» TASK STATEMENT
Each line below should be reproduced without any alteration.

(Stored entries)
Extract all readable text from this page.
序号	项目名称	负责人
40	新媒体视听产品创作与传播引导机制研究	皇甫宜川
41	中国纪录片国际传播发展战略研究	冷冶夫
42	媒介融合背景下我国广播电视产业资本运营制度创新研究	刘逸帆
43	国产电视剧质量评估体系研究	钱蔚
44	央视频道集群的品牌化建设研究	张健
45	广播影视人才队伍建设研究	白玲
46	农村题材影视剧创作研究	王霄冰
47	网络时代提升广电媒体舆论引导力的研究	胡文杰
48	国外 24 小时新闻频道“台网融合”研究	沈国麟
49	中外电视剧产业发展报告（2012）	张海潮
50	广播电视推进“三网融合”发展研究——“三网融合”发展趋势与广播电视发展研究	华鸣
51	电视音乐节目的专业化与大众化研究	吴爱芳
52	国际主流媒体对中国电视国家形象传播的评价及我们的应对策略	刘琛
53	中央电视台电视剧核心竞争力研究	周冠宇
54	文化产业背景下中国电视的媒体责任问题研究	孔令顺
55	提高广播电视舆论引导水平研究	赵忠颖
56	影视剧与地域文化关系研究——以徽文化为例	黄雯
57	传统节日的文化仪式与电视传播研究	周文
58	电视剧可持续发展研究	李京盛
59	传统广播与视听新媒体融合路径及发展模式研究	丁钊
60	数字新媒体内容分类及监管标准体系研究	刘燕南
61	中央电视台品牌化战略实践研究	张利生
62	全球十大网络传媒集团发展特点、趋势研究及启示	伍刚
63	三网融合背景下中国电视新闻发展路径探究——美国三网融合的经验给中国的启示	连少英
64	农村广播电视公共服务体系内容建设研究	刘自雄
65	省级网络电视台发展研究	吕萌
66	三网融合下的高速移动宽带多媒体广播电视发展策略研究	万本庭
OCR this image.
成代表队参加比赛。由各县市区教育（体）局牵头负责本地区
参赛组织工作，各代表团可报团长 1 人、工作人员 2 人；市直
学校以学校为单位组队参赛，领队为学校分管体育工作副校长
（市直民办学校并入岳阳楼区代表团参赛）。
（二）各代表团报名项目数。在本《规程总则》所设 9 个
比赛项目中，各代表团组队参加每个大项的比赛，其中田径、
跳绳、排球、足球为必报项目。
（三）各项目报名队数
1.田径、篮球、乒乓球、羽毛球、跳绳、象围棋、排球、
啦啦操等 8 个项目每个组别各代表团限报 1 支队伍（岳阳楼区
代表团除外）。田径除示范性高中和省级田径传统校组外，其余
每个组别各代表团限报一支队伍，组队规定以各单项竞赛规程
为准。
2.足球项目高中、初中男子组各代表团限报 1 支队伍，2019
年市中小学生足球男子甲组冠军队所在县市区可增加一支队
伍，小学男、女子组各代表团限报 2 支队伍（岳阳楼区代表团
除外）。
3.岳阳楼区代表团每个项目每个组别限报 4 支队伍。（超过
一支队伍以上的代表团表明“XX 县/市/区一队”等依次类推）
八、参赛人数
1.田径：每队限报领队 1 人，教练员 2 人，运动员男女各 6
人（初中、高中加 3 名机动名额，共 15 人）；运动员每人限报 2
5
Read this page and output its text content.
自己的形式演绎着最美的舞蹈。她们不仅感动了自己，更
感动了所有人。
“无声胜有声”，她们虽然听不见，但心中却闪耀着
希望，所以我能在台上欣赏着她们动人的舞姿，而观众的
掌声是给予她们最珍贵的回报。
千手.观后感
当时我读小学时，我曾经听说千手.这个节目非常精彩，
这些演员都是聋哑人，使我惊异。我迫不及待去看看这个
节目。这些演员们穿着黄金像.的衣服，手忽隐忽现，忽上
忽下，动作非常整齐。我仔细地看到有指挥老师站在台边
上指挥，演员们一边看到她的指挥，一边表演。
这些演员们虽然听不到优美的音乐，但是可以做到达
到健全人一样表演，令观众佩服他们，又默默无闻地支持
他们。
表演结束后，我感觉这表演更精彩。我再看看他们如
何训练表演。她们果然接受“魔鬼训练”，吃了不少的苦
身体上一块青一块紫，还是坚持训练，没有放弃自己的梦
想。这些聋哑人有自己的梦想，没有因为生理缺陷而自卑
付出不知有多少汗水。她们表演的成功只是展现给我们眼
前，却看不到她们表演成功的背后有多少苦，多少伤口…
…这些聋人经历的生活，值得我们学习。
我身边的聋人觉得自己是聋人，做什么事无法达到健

» EXERCISE RESULT
Extract all readable text from this page.
序号	项目名称	负责人
40	新媒体视听产品创作与传播引导机制研究	皇甫宜川
41	中国纪录片国际传播发展战略研究	冷冶夫
42	媒介融合背景下我国广播电视产业资本运营制度创新研究	刘逸帆
43	国产电视剧质量评估体系研究	钱蔚
44	央视频道集群的品牌化建设研究	张健
45	广播影视人才队伍建设研究	白玲
46	农村题材影视剧创作研究	王霄冰
47	网络时代提升广电媒体舆论引导力的研究	胡文杰
48	国外 24 小时新闻频道“台网融合”研究	沈国麟
49	中外电视剧产业发展报告（2012）	张海潮
50	广播电视推进“三网融合”发展研究——“三网融合”发展趋势与广播电视发展研究	华鸣
51	电视音乐节目的专业化与大众化研究	吴爱芳
52	国际主流媒体对中国电视国家形象传播的评价及我们的应对策略	刘琛
53	中央电视台电视剧核心竞争力研究	周冠宇
54	文化产业背景下中国电视的媒体责任问题研究	孔令顺
55	提高广播电视舆论引导水平研究	赵忠颖
56	影视剧与地域文化关系研究——以徽文化为例	黄雯
57	传统节日的文化仪式与电视传播研究	周文
58	电视剧可持续发展研究	李京盛
59	传统广播与视听新媒体融合路径及发展模式研究	丁钊
60	数字新媒体内容分类及监管标准体系研究	刘燕南
61	中央电视台品牌化战略实践研究	张利生
62	全球十大网络传媒集团发展特点、趋势研究及启示	伍刚
63	三网融合背景下中国电视新闻发展路径探究——美国三网融合的经验给中国的启示	连少英
64	农村广播电视公共服务体系内容建设研究	刘自雄
65	省级网络电视台发展研究	吕萌
66	三网融合下的高速移动宽带多媒体广播电视发展策略研究	万本庭
OCR this image.
成代表队参加比赛。由各县市区教育（体）局牵头负责本地区
参赛组织工作，各代表团可报团长 1 人、工作人员 2 人；市直
学校以学校为单位组队参赛，领队为学校分管体育工作副校长
（市直民办学校并入岳阳楼区代表团参赛）。
（二）各代表团报名项目数。在本《规程总则》所设 9 个
比赛项目中，各代表团组队参加每个大项的比赛，其中田径、
跳绳、排球、足球为必报项目。
（三）各项目报名队数
1.田径、篮球、乒乓球、羽毛球、跳绳、象围棋、排球、
啦啦操等 8 个项目每个组别各代表团限报 1 支队伍（岳阳楼区
代表团除外）。田径除示范性高中和省级田径传统校组外，其余
每个组别各代表团限报一支队伍，组队规定以各单项竞赛规程
为准。
2.足球项目高中、初中男子组各代表团限报 1 支队伍，2019
年市中小学生足球男子甲组冠军队所在县市区可增加一支队
伍，小学男、女子组各代表团限报 2 支队伍（岳阳楼区代表团
除外）。
3.岳阳楼区代表团每个项目每个组别限报 4 支队伍。（超过
一支队伍以上的代表团表明“XX 县/市/区一队”等依次类推）
八、参赛人数
1.田径：每队限报领队 1 人，教练员 2 人，运动员男女各 6
人（初中、高中加 3 名机动名额，共 15 人）；运动员每人限报 2
5
Read this page and output its text content.
自己的形式演绎着最美的舞蹈。她们不仅感动了自己，更
感动了所有人。
“无声胜有声”，她们虽然听不见，但心中却闪耀着
希望，所以我能在台上欣赏着她们动人的舞姿，而观众的
掌声是给予她们最珍贵的回报。
千手.观后感
当时我读小学时，我曾经听说千手.这个节目非常精彩，
这些演员都是聋哑人，使我惊异。我迫不及待去看看这个
节目。这些演员们穿着黄金像.的衣服，手忽隐忽现，忽上
忽下，动作非常整齐。我仔细地看到有指挥老师站在台边
上指挥，演员们一边看到她的指挥，一边表演。
这些演员们虽然听不到优美的音乐，但是可以做到达
到健全人一样表演，令观众佩服他们，又默默无闻地支持
他们。
表演结束后，我感觉这表演更精彩。我再看看他们如
何训练表演。她们果然接受“魔鬼训练”，吃了不少的苦
身体上一块青一块紫，还是坚持训练，没有放弃自己的梦
想。这些聋哑人有自己的梦想，没有因为生理缺陷而自卑
付出不知有多少汗水。她们表演的成功只是展现给我们眼
前，却看不到她们表演成功的背后有多少苦，多少伤口…
…这些聋人经历的生活，值得我们学习。
我身边的聋人觉得自己是聋人，做什么事无法达到健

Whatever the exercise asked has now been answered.